» To be done
Transcribe each record below word for word.

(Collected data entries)
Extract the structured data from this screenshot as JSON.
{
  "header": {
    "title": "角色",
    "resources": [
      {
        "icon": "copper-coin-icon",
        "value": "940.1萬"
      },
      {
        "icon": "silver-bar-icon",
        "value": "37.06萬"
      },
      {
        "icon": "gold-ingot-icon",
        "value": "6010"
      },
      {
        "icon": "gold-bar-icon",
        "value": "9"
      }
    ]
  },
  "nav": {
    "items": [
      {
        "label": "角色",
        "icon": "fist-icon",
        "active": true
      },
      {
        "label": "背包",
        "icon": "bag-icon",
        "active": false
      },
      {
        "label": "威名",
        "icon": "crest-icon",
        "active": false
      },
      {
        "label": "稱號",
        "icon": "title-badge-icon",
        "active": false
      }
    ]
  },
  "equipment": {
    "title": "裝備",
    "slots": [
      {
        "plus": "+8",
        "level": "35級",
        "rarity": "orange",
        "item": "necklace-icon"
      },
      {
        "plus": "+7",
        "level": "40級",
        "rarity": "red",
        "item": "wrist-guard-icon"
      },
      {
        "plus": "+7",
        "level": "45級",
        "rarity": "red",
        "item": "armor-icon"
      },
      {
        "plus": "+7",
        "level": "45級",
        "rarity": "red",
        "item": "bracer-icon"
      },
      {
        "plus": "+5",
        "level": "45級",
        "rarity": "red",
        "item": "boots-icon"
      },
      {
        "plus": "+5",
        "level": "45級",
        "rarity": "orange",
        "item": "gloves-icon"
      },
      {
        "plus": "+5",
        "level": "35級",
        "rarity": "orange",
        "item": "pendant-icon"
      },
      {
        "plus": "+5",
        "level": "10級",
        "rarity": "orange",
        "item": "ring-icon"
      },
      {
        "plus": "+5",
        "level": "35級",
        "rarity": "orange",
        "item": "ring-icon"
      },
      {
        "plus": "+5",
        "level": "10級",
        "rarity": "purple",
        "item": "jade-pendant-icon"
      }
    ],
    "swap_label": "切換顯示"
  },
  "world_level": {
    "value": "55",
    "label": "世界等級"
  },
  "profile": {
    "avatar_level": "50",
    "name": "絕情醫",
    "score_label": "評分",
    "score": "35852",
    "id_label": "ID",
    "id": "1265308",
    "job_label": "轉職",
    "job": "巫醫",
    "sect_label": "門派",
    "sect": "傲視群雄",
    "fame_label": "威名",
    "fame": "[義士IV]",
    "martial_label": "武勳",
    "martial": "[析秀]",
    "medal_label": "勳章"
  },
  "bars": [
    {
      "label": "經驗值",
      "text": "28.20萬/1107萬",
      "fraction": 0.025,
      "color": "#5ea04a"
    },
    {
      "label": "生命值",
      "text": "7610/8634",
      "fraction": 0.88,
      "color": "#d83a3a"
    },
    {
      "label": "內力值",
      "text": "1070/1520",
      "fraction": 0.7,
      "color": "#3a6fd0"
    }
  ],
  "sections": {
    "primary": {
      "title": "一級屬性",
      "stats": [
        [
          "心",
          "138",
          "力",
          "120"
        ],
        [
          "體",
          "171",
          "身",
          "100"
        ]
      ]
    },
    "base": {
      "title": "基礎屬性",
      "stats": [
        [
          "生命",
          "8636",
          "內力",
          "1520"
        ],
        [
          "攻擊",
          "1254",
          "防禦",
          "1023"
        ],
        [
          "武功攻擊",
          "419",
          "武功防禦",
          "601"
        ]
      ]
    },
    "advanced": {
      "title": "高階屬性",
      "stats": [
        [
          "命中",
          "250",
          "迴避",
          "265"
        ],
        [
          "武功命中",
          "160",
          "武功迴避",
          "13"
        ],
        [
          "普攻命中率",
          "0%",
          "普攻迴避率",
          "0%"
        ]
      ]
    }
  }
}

» Expected answer
Extract the structured data from this screenshot as JSON.
{
  "header": {
    "title": "角色",
    "resources": [
      {
        "icon": "copper-coin-icon",
        "value": "940.1萬"
      },
      {
        "icon": "silver-bar-icon",
        "value": "37.06萬"
      },
      {
        "icon": "gold-ingot-icon",
        "value": "6010"
      },
      {
        "icon": "gold-bar-icon",
        "value": "9"
      }
    ]
  },
  "nav": {
    "items": [
      {
        "label": "角色",
        "icon": "fist-icon",
        "active": true
      },
      {
        "label": "背包",
        "icon": "bag-icon",
        "active": false
      },
      {
        "label": "威名",
        "icon": "crest-icon",
        "active": false
      },
      {
        "label": "稱號",
        "icon": "title-badge-icon",
        "active": false
      }
    ]
  },
  "equipment": {
    "title": "裝備",
    "slots": [
      {
        "plus": "+8",
        "level": "35級",
        "rarity": "orange",
        "item": "necklace-icon"
      },
      {
        "plus": "+7",
        "level": "40級",
        "rarity": "red",
        "item": "wrist-guard-icon"
      },
      {
        "plus": "+7",
        "level": "45級",
        "rarity": "red",
        "item": "armor-icon"
      },
      {
        "plus": "+7",
        "level": "45級",
        "rarity": "red",
        "item": "bracer-icon"
      },
      {
        "plus": "+5",
        "level": "45級",
        "rarity": "red",
        "item": "boots-icon"
      },
      {
        "plus": "+5",
        "level": "45級",
        "rarity": "orange",
        "item": "gloves-icon"
      },
      {
        "plus": "+5",
        "level": "35級",
        "rarity": "orange",
        "item": "pendant-icon"
      },
      {
        "plus": "+5",
        "level": "10級",
        "rarity": "orange",
        "item": "ring-icon"
      },
      {
        "plus": "+5",
        "level": "35級",
        "rarity": "orange",
        "item": "ring-icon"
      },
      {
        "plus": "+5",
        "level": "10級",
        "rarity": "purple",
        "item": "jade-pendant-icon"
      }
    ],
    "swap_label": "切換顯示"
  },
  "world_level": {
    "value": "55",
    "label": "世界等級"
  },
  "profile": {
    "avatar_level": "50",
    "name": "絕情醫",
    "score_label": "評分",
    "score": "35852",
    "id_label": "ID",
    "id": "1265308",
    "job_label": "轉職",
    "job": "巫醫",
    "sect_label": "門派",
    "sect": "傲視群雄",
    "fame_label": "威名",
    "fame": "[義士IV]",
    "martial_label": "武勳",
    "martial": "[析秀]",
    "medal_label": "勳章"
  },
  "bars": [
    {
      "label": "經驗值",
      "text": "28.20萬/1107萬",
      "fraction": 0.025,
      "color": "#5ea04a"
    },
    {
      "label": "生命值",
      "text": "7610/8634",
      "fraction": 0.88,
      "color": "#d83a3a"
    },
    {
      "label": "內力值",
      "text": "1070/1520",
      "fraction": 0.7,
      "color": "#3a6fd0"
    }
  ],
  "sections": {
    "primary": {
      "title": "一級屬性",
      "stats": [
        [
          "心",
          "138",
          "力",
          "120"
        ],
        [
          "體",
          "171",
          "身",
          "100"
        ]
      ]
    },
    "base": {
      "title": "基礎屬性",
      "stats": [
        [
          "生命",
          "8636",
          "內力",
          "1520"
        ],
        [
          "攻擊",
          "1254",
          "防禦",
          "1023"
        ],
        [
          "武功攻擊",
          "419",
          "武功防禦",
          "601"
        ]
      ]
    },
    "advanced": {
      "title": "高階屬性",
      "stats": [
        [
          "命中",
          "250",
          "迴避",
          "265"
        ],
        [
          "武功命中",
          "160",
          "武功迴避",
          "13"
        ],
        [
          "普攻命中率",
          "0%",
          "普攻迴避率",
          "0%"
        ]
      ]
    }
  }
}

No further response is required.